▶ _The task_:
A verbatim copy of the records is required, with all pictures left out.
* BEGIN *
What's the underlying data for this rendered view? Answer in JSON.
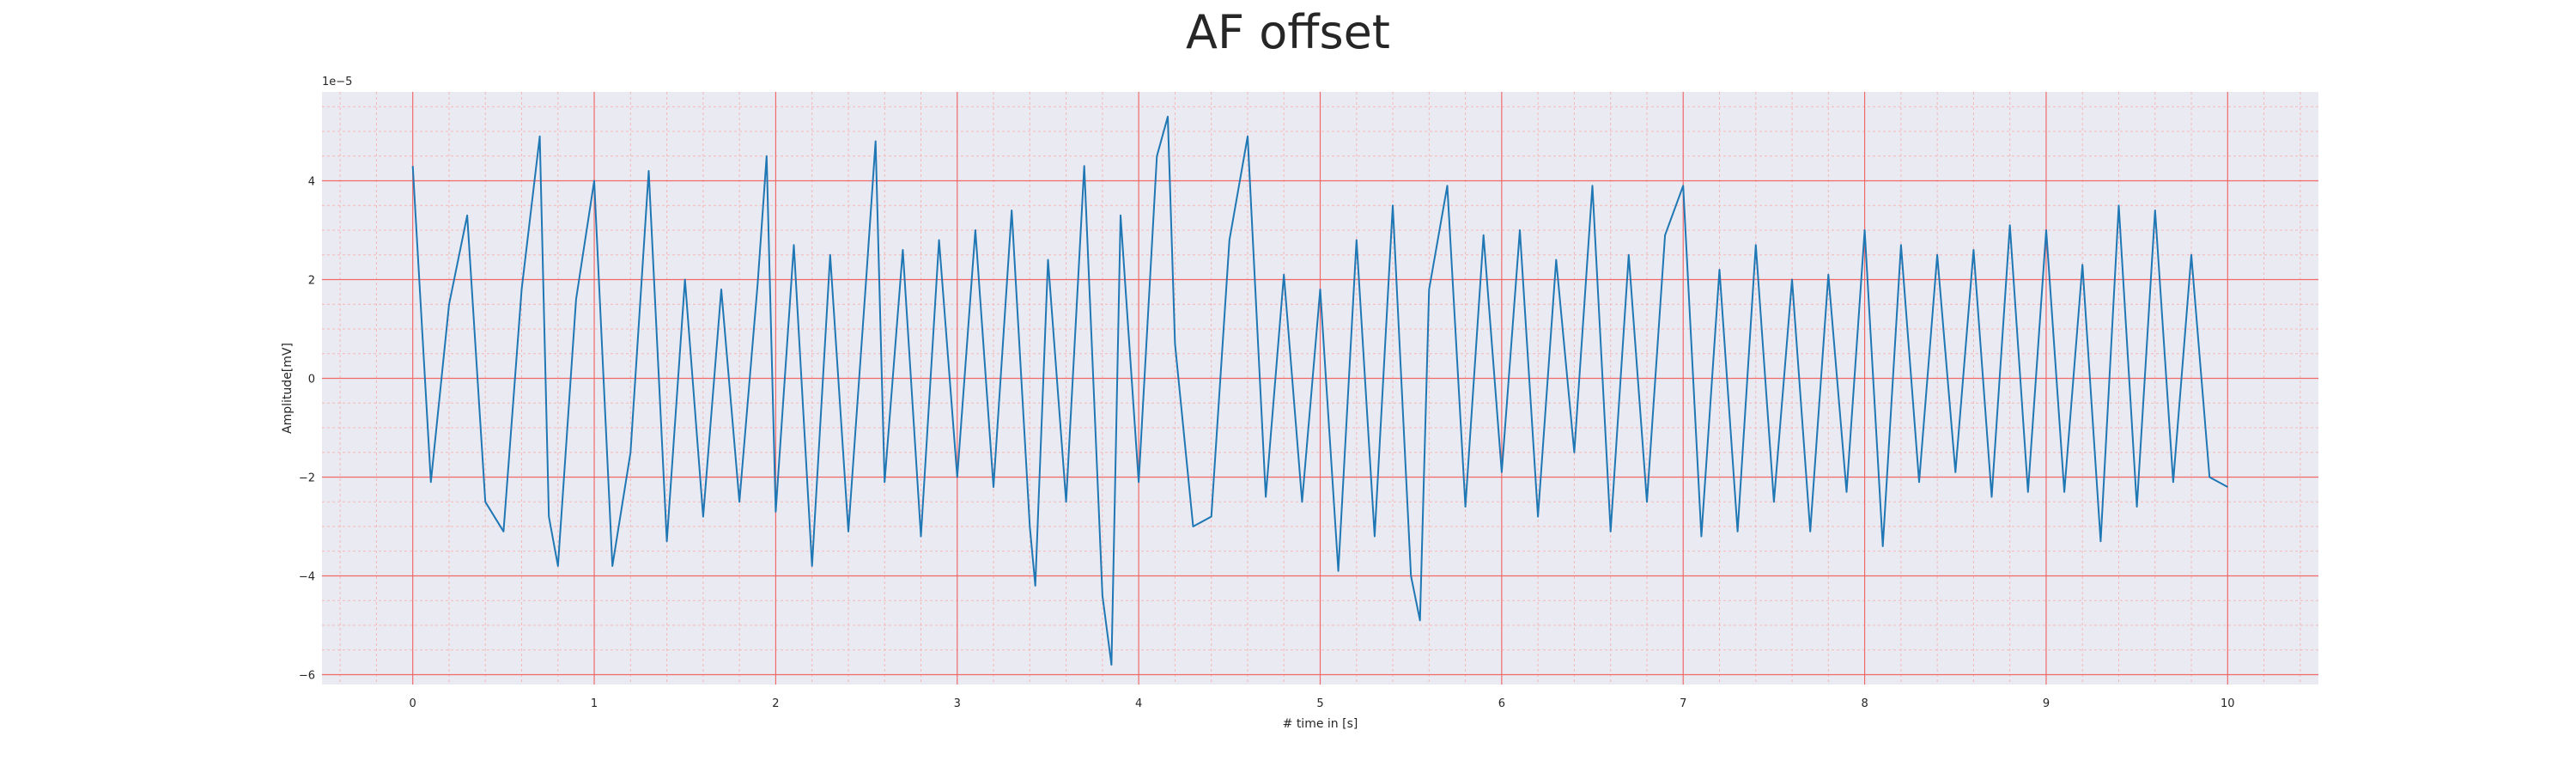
{
  "chart_data": {
    "type": "line",
    "title": "AF offset",
    "xlabel": "# time in [s]",
    "ylabel": "Amplitude[mV]",
    "y_offset_text": "1e−5",
    "xlim": [
      -0.5,
      10.5
    ],
    "ylim": [
      -6.2e-05,
      5.8e-05
    ],
    "x_ticks": [
      0,
      1,
      2,
      3,
      4,
      5,
      6,
      7,
      8,
      9,
      10
    ],
    "x_tick_labels": [
      "0",
      "1",
      "2",
      "3",
      "4",
      "5",
      "6",
      "7",
      "8",
      "9",
      "10"
    ],
    "y_ticks": [
      -6e-05,
      -4e-05,
      -2e-05,
      0,
      2e-05,
      4e-05
    ],
    "y_tick_labels": [
      "−6",
      "−4",
      "−2",
      "0",
      "2",
      "4"
    ],
    "grid": true,
    "minor_grid": true,
    "colors": {
      "background": "#eaeaf2",
      "major_grid": "#f06a6a",
      "minor_grid": "#f5b8b8",
      "series": "#1f77b4"
    },
    "series": [
      {
        "x": [
          0,
          0.1,
          0.2,
          0.3,
          0.4,
          0.5,
          0.6,
          0.7,
          0.75,
          0.8,
          0.9,
          1.0,
          1.1,
          1.2,
          1.3,
          1.4,
          1.5,
          1.6,
          1.7,
          1.8,
          1.9,
          1.95,
          2.0,
          2.1,
          2.2,
          2.3,
          2.4,
          2.5,
          2.55,
          2.6,
          2.7,
          2.8,
          2.9,
          3.0,
          3.1,
          3.2,
          3.3,
          3.4,
          3.43,
          3.5,
          3.6,
          3.7,
          3.8,
          3.85,
          3.9,
          4.0,
          4.1,
          4.16,
          4.2,
          4.3,
          4.4,
          4.5,
          4.6,
          4.7,
          4.8,
          4.9,
          5.0,
          5.1,
          5.2,
          5.3,
          5.4,
          5.5,
          5.55,
          5.6,
          5.7,
          5.8,
          5.9,
          6.0,
          6.1,
          6.2,
          6.3,
          6.4,
          6.5,
          6.6,
          6.7,
          6.8,
          6.9,
          7.0,
          7.1,
          7.2,
          7.3,
          7.4,
          7.5,
          7.6,
          7.7,
          7.8,
          7.9,
          8.0,
          8.1,
          8.2,
          8.3,
          8.4,
          8.5,
          8.6,
          8.7,
          8.8,
          8.9,
          9.0,
          9.1,
          9.2,
          9.3,
          9.4,
          9.5,
          9.6,
          9.7,
          9.8,
          9.9,
          10.0
        ],
        "y": [
          4.3e-05,
          -2.1e-05,
          1.5e-05,
          3.3e-05,
          -2.5e-05,
          -3.1e-05,
          1.8e-05,
          4.9e-05,
          -2.8e-05,
          -3.8e-05,
          1.6e-05,
          4e-05,
          -3.8e-05,
          -1.5e-05,
          4.2e-05,
          -3.3e-05,
          2e-05,
          -2.8e-05,
          1.8e-05,
          -2.5e-05,
          1.9e-05,
          4.5e-05,
          -2.7e-05,
          2.7e-05,
          -3.8e-05,
          2.5e-05,
          -3.1e-05,
          2.1e-05,
          4.8e-05,
          -2.1e-05,
          2.6e-05,
          -3.2e-05,
          2.8e-05,
          -2e-05,
          3e-05,
          -2.2e-05,
          3.4e-05,
          -3e-05,
          -4.2e-05,
          2.4e-05,
          -2.5e-05,
          4.3e-05,
          -4.4e-05,
          -5.8e-05,
          3.3e-05,
          -2.1e-05,
          4.5e-05,
          5.3e-05,
          7e-06,
          -3e-05,
          -2.8e-05,
          2.8e-05,
          4.9e-05,
          -2.4e-05,
          2.1e-05,
          -2.5e-05,
          1.8e-05,
          -3.9e-05,
          2.8e-05,
          -3.2e-05,
          3.5e-05,
          -4e-05,
          -4.9e-05,
          1.8e-05,
          3.9e-05,
          -2.6e-05,
          2.9e-05,
          -1.9e-05,
          3e-05,
          -2.8e-05,
          2.4e-05,
          -1.5e-05,
          3.9e-05,
          -3.1e-05,
          2.5e-05,
          -2.5e-05,
          2.9e-05,
          3.9e-05,
          -3.2e-05,
          2.2e-05,
          -3.1e-05,
          2.7e-05,
          -2.5e-05,
          2e-05,
          -3.1e-05,
          2.1e-05,
          -2.3e-05,
          3e-05,
          -3.4e-05,
          2.7e-05,
          -2.1e-05,
          2.5e-05,
          -1.9e-05,
          2.6e-05,
          -2.4e-05,
          3.1e-05,
          -2.3e-05,
          3e-05,
          -2.3e-05,
          2.3e-05,
          -3.3e-05,
          3.5e-05,
          -2.6e-05,
          3.4e-05,
          -2.1e-05,
          2.5e-05,
          -2e-05,
          -2.2e-05
        ]
      }
    ]
  }
}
* END *
▶ _Task answer_:
What's the underlying data for this rendered view? Answer in JSON.
{
  "chart_data": {
    "type": "line",
    "title": "AF offset",
    "xlabel": "# time in [s]",
    "ylabel": "Amplitude[mV]",
    "y_offset_text": "1e−5",
    "xlim": [
      -0.5,
      10.5
    ],
    "ylim": [
      -6.2e-05,
      5.8e-05
    ],
    "x_ticks": [
      0,
      1,
      2,
      3,
      4,
      5,
      6,
      7,
      8,
      9,
      10
    ],
    "x_tick_labels": [
      "0",
      "1",
      "2",
      "3",
      "4",
      "5",
      "6",
      "7",
      "8",
      "9",
      "10"
    ],
    "y_ticks": [
      -6e-05,
      -4e-05,
      -2e-05,
      0,
      2e-05,
      4e-05
    ],
    "y_tick_labels": [
      "−6",
      "−4",
      "−2",
      "0",
      "2",
      "4"
    ],
    "grid": true,
    "minor_grid": true,
    "colors": {
      "background": "#eaeaf2",
      "major_grid": "#f06a6a",
      "minor_grid": "#f5b8b8",
      "series": "#1f77b4"
    },
    "series": [
      {
        "x": [
          0,
          0.1,
          0.2,
          0.3,
          0.4,
          0.5,
          0.6,
          0.7,
          0.75,
          0.8,
          0.9,
          1.0,
          1.1,
          1.2,
          1.3,
          1.4,
          1.5,
          1.6,
          1.7,
          1.8,
          1.9,
          1.95,
          2.0,
          2.1,
          2.2,
          2.3,
          2.4,
          2.5,
          2.55,
          2.6,
          2.7,
          2.8,
          2.9,
          3.0,
          3.1,
          3.2,
          3.3,
          3.4,
          3.43,
          3.5,
          3.6,
          3.7,
          3.8,
          3.85,
          3.9,
          4.0,
          4.1,
          4.16,
          4.2,
          4.3,
          4.4,
          4.5,
          4.6,
          4.7,
          4.8,
          4.9,
          5.0,
          5.1,
          5.2,
          5.3,
          5.4,
          5.5,
          5.55,
          5.6,
          5.7,
          5.8,
          5.9,
          6.0,
          6.1,
          6.2,
          6.3,
          6.4,
          6.5,
          6.6,
          6.7,
          6.8,
          6.9,
          7.0,
          7.1,
          7.2,
          7.3,
          7.4,
          7.5,
          7.6,
          7.7,
          7.8,
          7.9,
          8.0,
          8.1,
          8.2,
          8.3,
          8.4,
          8.5,
          8.6,
          8.7,
          8.8,
          8.9,
          9.0,
          9.1,
          9.2,
          9.3,
          9.4,
          9.5,
          9.6,
          9.7,
          9.8,
          9.9,
          10.0
        ],
        "y": [
          4.3e-05,
          -2.1e-05,
          1.5e-05,
          3.3e-05,
          -2.5e-05,
          -3.1e-05,
          1.8e-05,
          4.9e-05,
          -2.8e-05,
          -3.8e-05,
          1.6e-05,
          4e-05,
          -3.8e-05,
          -1.5e-05,
          4.2e-05,
          -3.3e-05,
          2e-05,
          -2.8e-05,
          1.8e-05,
          -2.5e-05,
          1.9e-05,
          4.5e-05,
          -2.7e-05,
          2.7e-05,
          -3.8e-05,
          2.5e-05,
          -3.1e-05,
          2.1e-05,
          4.8e-05,
          -2.1e-05,
          2.6e-05,
          -3.2e-05,
          2.8e-05,
          -2e-05,
          3e-05,
          -2.2e-05,
          3.4e-05,
          -3e-05,
          -4.2e-05,
          2.4e-05,
          -2.5e-05,
          4.3e-05,
          -4.4e-05,
          -5.8e-05,
          3.3e-05,
          -2.1e-05,
          4.5e-05,
          5.3e-05,
          7e-06,
          -3e-05,
          -2.8e-05,
          2.8e-05,
          4.9e-05,
          -2.4e-05,
          2.1e-05,
          -2.5e-05,
          1.8e-05,
          -3.9e-05,
          2.8e-05,
          -3.2e-05,
          3.5e-05,
          -4e-05,
          -4.9e-05,
          1.8e-05,
          3.9e-05,
          -2.6e-05,
          2.9e-05,
          -1.9e-05,
          3e-05,
          -2.8e-05,
          2.4e-05,
          -1.5e-05,
          3.9e-05,
          -3.1e-05,
          2.5e-05,
          -2.5e-05,
          2.9e-05,
          3.9e-05,
          -3.2e-05,
          2.2e-05,
          -3.1e-05,
          2.7e-05,
          -2.5e-05,
          2e-05,
          -3.1e-05,
          2.1e-05,
          -2.3e-05,
          3e-05,
          -3.4e-05,
          2.7e-05,
          -2.1e-05,
          2.5e-05,
          -1.9e-05,
          2.6e-05,
          -2.4e-05,
          3.1e-05,
          -2.3e-05,
          3e-05,
          -2.3e-05,
          2.3e-05,
          -3.3e-05,
          3.5e-05,
          -2.6e-05,
          3.4e-05,
          -2.1e-05,
          2.5e-05,
          -2e-05,
          -2.2e-05
        ]
      }
    ]
  }
}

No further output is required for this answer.